====== EXCERPTED RECORDS

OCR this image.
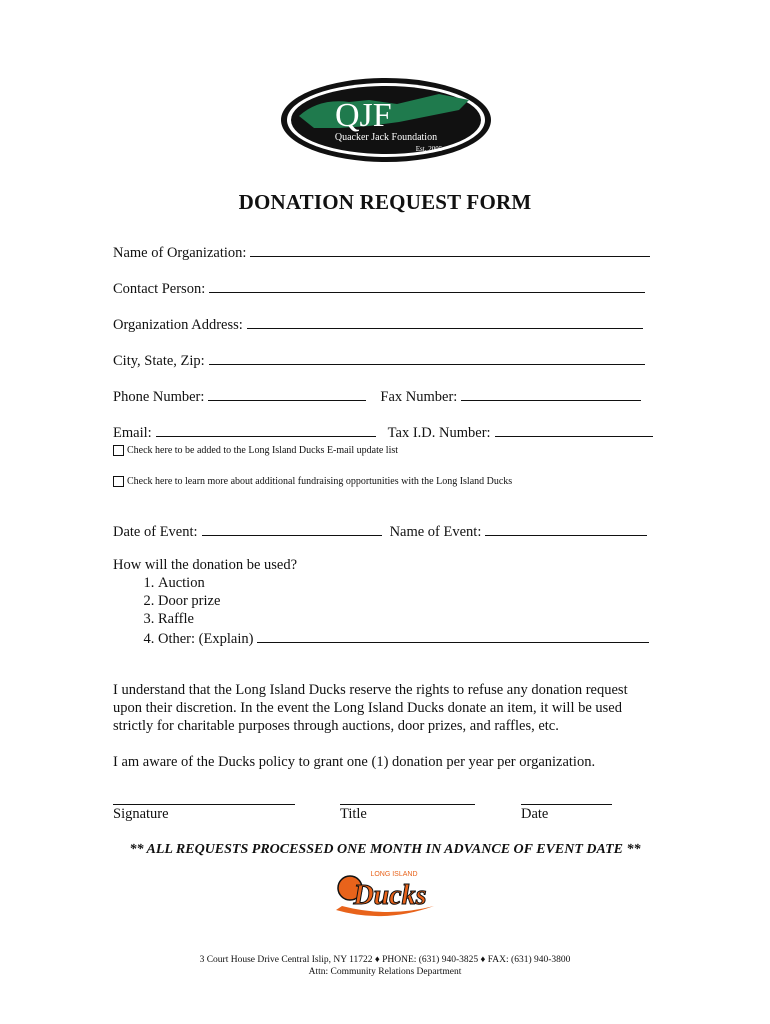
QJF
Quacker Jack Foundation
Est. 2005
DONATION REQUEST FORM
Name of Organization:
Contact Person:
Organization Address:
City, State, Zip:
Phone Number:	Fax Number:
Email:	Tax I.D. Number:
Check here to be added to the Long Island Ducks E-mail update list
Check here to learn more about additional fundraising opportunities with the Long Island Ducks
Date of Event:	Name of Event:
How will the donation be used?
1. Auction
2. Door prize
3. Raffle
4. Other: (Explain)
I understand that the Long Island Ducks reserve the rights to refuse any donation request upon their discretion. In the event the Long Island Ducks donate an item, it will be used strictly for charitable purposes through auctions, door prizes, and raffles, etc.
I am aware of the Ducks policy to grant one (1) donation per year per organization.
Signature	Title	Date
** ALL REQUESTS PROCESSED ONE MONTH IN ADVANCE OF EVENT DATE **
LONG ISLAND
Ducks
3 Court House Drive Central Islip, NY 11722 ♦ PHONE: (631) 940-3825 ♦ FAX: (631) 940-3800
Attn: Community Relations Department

============

▶ [WHAT TO PRODUCE]:
Extract all lines that hold the word "will".

▶ [TASK OUTPUT]:
How will the donation be used?
I understand that the Long Island Ducks reserve the rights to refuse any donation request upon their discretion. In the event the Long Island Ducks donate an item, it will be used strictly for charitable purposes through auctions, door prizes, and raffles, etc.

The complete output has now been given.